(What to work on): Set the following entries down again exactly, line by line.

(Data):

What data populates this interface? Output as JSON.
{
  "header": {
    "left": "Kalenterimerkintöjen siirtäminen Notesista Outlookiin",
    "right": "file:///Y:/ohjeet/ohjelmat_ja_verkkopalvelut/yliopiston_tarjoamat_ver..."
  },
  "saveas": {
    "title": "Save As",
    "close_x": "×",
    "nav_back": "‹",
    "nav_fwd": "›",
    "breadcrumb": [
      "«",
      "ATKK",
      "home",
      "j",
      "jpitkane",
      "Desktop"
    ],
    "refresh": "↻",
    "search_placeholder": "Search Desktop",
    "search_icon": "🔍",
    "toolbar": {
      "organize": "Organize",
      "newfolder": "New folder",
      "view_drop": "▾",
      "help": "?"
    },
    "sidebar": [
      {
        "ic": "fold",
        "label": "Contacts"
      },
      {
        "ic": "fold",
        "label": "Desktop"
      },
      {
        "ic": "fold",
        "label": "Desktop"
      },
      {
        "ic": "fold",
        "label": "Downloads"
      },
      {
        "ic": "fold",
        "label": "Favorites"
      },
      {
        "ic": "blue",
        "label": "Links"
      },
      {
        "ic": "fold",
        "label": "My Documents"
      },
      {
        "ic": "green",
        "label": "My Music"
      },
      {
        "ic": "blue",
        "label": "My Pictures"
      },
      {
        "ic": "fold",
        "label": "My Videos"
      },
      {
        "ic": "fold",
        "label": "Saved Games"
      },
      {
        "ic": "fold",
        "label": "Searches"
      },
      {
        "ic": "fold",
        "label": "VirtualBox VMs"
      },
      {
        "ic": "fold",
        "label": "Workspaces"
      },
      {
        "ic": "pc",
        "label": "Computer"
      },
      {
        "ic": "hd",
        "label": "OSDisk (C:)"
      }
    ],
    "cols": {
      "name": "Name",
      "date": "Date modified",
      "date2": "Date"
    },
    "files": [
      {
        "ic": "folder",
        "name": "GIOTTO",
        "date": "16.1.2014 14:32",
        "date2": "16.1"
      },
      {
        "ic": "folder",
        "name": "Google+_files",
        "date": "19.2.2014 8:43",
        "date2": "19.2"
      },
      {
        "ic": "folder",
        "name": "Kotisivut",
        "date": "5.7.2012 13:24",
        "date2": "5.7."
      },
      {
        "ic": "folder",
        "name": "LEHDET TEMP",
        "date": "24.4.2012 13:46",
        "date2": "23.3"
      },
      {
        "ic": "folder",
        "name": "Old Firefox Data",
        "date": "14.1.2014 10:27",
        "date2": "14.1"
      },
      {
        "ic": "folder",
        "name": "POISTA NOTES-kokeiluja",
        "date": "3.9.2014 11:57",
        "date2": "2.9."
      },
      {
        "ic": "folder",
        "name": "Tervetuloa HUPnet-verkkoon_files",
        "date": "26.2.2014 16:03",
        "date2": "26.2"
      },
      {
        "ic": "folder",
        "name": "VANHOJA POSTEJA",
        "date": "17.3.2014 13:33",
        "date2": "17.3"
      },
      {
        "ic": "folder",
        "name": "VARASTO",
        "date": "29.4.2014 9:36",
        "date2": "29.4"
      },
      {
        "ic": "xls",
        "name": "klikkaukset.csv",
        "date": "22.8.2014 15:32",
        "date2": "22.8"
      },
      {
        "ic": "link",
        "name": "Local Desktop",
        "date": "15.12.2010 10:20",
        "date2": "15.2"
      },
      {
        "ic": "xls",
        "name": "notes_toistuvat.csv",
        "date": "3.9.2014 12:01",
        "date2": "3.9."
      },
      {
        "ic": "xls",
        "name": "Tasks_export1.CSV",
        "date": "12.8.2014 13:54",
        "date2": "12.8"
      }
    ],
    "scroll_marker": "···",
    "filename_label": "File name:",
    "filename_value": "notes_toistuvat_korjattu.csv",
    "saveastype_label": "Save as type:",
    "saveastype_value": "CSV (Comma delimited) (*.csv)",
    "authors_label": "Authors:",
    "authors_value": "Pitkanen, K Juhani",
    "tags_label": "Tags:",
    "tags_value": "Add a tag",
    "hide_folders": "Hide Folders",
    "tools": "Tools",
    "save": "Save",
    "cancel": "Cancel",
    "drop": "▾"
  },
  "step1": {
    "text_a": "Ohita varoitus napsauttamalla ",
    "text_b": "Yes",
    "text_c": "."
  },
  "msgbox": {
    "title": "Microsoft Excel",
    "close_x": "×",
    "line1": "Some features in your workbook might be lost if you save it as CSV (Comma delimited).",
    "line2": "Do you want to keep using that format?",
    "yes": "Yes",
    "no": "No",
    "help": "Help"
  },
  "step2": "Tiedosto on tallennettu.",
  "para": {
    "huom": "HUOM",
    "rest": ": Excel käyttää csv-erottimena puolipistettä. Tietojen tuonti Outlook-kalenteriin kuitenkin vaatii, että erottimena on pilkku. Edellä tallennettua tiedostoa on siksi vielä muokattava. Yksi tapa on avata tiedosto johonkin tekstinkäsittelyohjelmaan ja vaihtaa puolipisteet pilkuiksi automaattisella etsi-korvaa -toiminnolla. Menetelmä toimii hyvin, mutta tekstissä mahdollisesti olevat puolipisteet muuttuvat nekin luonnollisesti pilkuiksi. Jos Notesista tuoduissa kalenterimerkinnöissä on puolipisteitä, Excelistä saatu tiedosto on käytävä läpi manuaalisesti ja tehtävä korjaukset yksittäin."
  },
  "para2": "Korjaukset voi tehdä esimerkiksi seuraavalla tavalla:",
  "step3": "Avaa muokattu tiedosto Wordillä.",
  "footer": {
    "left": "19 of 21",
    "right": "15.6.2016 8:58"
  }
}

(Response):
What data populates this interface? Output as JSON.
{
  "header": {
    "left": "Kalenterimerkintöjen siirtäminen Notesista Outlookiin",
    "right": "file:///Y:/ohjeet/ohjelmat_ja_verkkopalvelut/yliopiston_tarjoamat_ver..."
  },
  "saveas": {
    "title": "Save As",
    "close_x": "×",
    "nav_back": "‹",
    "nav_fwd": "›",
    "breadcrumb": [
      "«",
      "ATKK",
      "home",
      "j",
      "jpitkane",
      "Desktop"
    ],
    "refresh": "↻",
    "search_placeholder": "Search Desktop",
    "search_icon": "🔍",
    "toolbar": {
      "organize": "Organize",
      "newfolder": "New folder",
      "view_drop": "▾",
      "help": "?"
    },
    "sidebar": [
      {
        "ic": "fold",
        "label": "Contacts"
      },
      {
        "ic": "fold",
        "label": "Desktop"
      },
      {
        "ic": "fold",
        "label": "Desktop"
      },
      {
        "ic": "fold",
        "label": "Downloads"
      },
      {
        "ic": "fold",
        "label": "Favorites"
      },
      {
        "ic": "blue",
        "label": "Links"
      },
      {
        "ic": "fold",
        "label": "My Documents"
      },
      {
        "ic": "green",
        "label": "My Music"
      },
      {
        "ic": "blue",
        "label": "My Pictures"
      },
      {
        "ic": "fold",
        "label": "My Videos"
      },
      {
        "ic": "fold",
        "label": "Saved Games"
      },
      {
        "ic": "fold",
        "label": "Searches"
      },
      {
        "ic": "fold",
        "label": "VirtualBox VMs"
      },
      {
        "ic": "fold",
        "label": "Workspaces"
      },
      {
        "ic": "pc",
        "label": "Computer"
      },
      {
        "ic": "hd",
        "label": "OSDisk (C:)"
      }
    ],
    "cols": {
      "name": "Name",
      "date": "Date modified",
      "date2": "Date"
    },
    "files": [
      {
        "ic": "folder",
        "name": "GIOTTO",
        "date": "16.1.2014 14:32",
        "date2": "16.1"
      },
      {
        "ic": "folder",
        "name": "Google+_files",
        "date": "19.2.2014 8:43",
        "date2": "19.2"
      },
      {
        "ic": "folder",
        "name": "Kotisivut",
        "date": "5.7.2012 13:24",
        "date2": "5.7."
      },
      {
        "ic": "folder",
        "name": "LEHDET TEMP",
        "date": "24.4.2012 13:46",
        "date2": "23.3"
      },
      {
        "ic": "folder",
        "name": "Old Firefox Data",
        "date": "14.1.2014 10:27",
        "date2": "14.1"
      },
      {
        "ic": "folder",
        "name": "POISTA NOTES-kokeiluja",
        "date": "3.9.2014 11:57",
        "date2": "2.9."
      },
      {
        "ic": "folder",
        "name": "Tervetuloa HUPnet-verkkoon_files",
        "date": "26.2.2014 16:03",
        "date2": "26.2"
      },
      {
        "ic": "folder",
        "name": "VANHOJA POSTEJA",
        "date": "17.3.2014 13:33",
        "date2": "17.3"
      },
      {
        "ic": "folder",
        "name": "VARASTO",
        "date": "29.4.2014 9:36",
        "date2": "29.4"
      },
      {
        "ic": "xls",
        "name": "klikkaukset.csv",
        "date": "22.8.2014 15:32",
        "date2": "22.8"
      },
      {
        "ic": "link",
        "name": "Local Desktop",
        "date": "15.12.2010 10:20",
        "date2": "15.2"
      },
      {
        "ic": "xls",
        "name": "notes_toistuvat.csv",
        "date": "3.9.2014 12:01",
        "date2": "3.9."
      },
      {
        "ic": "xls",
        "name": "Tasks_export1.CSV",
        "date": "12.8.2014 13:54",
        "date2": "12.8"
      }
    ],
    "scroll_marker": "···",
    "filename_label": "File name:",
    "filename_value": "notes_toistuvat_korjattu.csv",
    "saveastype_label": "Save as type:",
    "saveastype_value": "CSV (Comma delimited) (*.csv)",
    "authors_label": "Authors:",
    "authors_value": "Pitkanen, K Juhani",
    "tags_label": "Tags:",
    "tags_value": "Add a tag",
    "hide_folders": "Hide Folders",
    "tools": "Tools",
    "save": "Save",
    "cancel": "Cancel",
    "drop": "▾"
  },
  "step1": {
    "text_a": "Ohita varoitus napsauttamalla ",
    "text_b": "Yes",
    "text_c": "."
  },
  "msgbox": {
    "title": "Microsoft Excel",
    "close_x": "×",
    "line1": "Some features in your workbook might be lost if you save it as CSV (Comma delimited).",
    "line2": "Do you want to keep using that format?",
    "yes": "Yes",
    "no": "No",
    "help": "Help"
  },
  "step2": "Tiedosto on tallennettu.",
  "para": {
    "huom": "HUOM",
    "rest": ": Excel käyttää csv-erottimena puolipistettä. Tietojen tuonti Outlook-kalenteriin kuitenkin vaatii, että erottimena on pilkku. Edellä tallennettua tiedostoa on siksi vielä muokattava. Yksi tapa on avata tiedosto johonkin tekstinkäsittelyohjelmaan ja vaihtaa puolipisteet pilkuiksi automaattisella etsi-korvaa -toiminnolla. Menetelmä toimii hyvin, mutta tekstissä mahdollisesti olevat puolipisteet muuttuvat nekin luonnollisesti pilkuiksi. Jos Notesista tuoduissa kalenterimerkinnöissä on puolipisteitä, Excelistä saatu tiedosto on käytävä läpi manuaalisesti ja tehtävä korjaukset yksittäin."
  },
  "para2": "Korjaukset voi tehdä esimerkiksi seuraavalla tavalla:",
  "step3": "Avaa muokattu tiedosto Wordillä.",
  "footer": {
    "left": "19 of 21",
    "right": "15.6.2016 8:58"
  }
}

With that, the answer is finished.